→ **Exercise**
Gather every line below where "development" appears.
— BEGIN Provided entries —
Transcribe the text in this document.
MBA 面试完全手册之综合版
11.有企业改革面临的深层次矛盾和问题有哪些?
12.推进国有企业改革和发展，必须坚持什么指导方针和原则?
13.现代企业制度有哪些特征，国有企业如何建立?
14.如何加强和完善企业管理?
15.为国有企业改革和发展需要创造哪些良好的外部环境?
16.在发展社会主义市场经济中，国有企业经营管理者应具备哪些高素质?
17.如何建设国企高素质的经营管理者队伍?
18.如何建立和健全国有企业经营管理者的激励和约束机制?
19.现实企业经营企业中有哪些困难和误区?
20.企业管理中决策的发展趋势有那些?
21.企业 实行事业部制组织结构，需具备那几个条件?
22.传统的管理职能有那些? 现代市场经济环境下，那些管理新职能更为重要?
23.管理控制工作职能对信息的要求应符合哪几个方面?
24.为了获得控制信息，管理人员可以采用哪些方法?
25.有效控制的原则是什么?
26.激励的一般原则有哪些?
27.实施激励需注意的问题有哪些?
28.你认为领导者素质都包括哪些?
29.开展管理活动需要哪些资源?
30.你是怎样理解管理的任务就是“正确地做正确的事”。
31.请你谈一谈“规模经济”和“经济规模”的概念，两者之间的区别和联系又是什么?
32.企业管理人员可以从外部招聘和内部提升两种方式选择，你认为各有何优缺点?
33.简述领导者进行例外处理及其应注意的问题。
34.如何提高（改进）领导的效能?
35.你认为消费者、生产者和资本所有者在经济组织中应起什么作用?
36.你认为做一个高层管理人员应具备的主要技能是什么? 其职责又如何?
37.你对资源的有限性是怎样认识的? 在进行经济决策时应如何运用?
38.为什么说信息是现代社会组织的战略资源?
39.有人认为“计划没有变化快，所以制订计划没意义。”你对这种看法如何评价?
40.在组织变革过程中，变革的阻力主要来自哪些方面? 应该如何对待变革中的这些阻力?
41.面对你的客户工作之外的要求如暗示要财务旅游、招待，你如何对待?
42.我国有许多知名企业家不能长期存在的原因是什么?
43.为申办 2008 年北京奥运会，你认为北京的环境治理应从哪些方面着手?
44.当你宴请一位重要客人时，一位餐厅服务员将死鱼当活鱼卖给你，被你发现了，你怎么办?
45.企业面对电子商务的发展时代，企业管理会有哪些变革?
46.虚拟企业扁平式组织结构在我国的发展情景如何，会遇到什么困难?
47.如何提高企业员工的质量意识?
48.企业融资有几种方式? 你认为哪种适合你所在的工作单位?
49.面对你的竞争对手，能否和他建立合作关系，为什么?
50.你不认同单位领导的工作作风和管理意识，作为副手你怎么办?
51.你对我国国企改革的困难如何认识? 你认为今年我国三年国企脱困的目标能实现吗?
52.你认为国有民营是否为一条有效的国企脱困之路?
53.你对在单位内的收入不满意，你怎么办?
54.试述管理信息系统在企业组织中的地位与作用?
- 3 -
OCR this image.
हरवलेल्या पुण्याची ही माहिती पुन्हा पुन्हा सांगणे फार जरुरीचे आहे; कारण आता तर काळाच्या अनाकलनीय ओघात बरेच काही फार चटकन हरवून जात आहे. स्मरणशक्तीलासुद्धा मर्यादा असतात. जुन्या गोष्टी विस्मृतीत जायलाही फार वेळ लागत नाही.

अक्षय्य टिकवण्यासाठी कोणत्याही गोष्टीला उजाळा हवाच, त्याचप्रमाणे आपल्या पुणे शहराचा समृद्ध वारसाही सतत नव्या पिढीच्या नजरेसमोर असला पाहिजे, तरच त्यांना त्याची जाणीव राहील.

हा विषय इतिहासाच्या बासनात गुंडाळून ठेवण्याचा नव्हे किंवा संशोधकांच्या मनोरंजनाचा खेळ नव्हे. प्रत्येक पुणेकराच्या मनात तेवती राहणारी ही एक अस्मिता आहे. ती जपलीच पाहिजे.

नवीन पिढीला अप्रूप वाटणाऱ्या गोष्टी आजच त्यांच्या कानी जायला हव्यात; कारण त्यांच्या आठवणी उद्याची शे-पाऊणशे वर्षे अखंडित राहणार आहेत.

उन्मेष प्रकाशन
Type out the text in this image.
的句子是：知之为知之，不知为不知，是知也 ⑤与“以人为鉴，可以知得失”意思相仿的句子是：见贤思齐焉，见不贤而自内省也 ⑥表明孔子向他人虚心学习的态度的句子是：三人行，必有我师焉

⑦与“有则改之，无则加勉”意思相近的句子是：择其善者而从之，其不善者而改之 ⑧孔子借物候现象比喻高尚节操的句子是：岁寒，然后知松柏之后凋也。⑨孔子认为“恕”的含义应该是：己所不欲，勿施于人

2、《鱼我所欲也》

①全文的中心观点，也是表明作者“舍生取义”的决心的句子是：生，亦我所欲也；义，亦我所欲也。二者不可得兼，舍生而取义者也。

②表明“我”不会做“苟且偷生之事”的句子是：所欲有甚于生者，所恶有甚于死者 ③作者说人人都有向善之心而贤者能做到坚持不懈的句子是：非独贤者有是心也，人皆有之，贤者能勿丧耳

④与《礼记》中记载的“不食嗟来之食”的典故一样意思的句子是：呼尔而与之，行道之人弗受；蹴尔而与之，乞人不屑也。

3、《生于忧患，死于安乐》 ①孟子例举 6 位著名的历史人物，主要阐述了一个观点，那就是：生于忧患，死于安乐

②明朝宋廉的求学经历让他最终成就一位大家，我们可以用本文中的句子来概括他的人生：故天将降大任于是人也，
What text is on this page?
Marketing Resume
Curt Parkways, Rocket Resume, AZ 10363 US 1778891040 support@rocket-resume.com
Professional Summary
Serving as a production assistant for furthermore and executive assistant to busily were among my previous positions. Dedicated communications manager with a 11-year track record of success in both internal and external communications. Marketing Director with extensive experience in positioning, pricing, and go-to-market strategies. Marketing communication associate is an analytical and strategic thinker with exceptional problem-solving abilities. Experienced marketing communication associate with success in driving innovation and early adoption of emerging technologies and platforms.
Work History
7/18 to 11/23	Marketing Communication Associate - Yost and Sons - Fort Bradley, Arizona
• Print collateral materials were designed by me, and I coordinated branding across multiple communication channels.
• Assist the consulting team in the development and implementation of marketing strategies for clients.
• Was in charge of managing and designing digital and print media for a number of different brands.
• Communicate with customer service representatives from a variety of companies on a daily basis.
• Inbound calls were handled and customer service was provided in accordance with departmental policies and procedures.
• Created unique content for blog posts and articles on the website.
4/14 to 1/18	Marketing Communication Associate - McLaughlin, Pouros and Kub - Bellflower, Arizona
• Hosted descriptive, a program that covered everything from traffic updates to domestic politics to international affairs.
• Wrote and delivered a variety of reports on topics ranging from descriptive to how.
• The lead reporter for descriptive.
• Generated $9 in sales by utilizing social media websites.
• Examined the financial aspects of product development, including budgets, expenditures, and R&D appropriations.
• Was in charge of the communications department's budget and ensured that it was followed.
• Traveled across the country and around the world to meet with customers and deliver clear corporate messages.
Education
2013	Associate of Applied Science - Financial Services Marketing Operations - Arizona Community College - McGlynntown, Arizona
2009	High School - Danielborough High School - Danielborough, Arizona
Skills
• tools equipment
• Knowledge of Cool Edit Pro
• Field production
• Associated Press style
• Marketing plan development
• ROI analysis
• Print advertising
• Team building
— END Provided entries —
→ **Solution for this problem**
• Assist the consulting team in the development and implementation of marketing strategies for clients.
• Examined the financial aspects of product development, including budgets, expenditures, and R&D appropriations.
• Marketing plan development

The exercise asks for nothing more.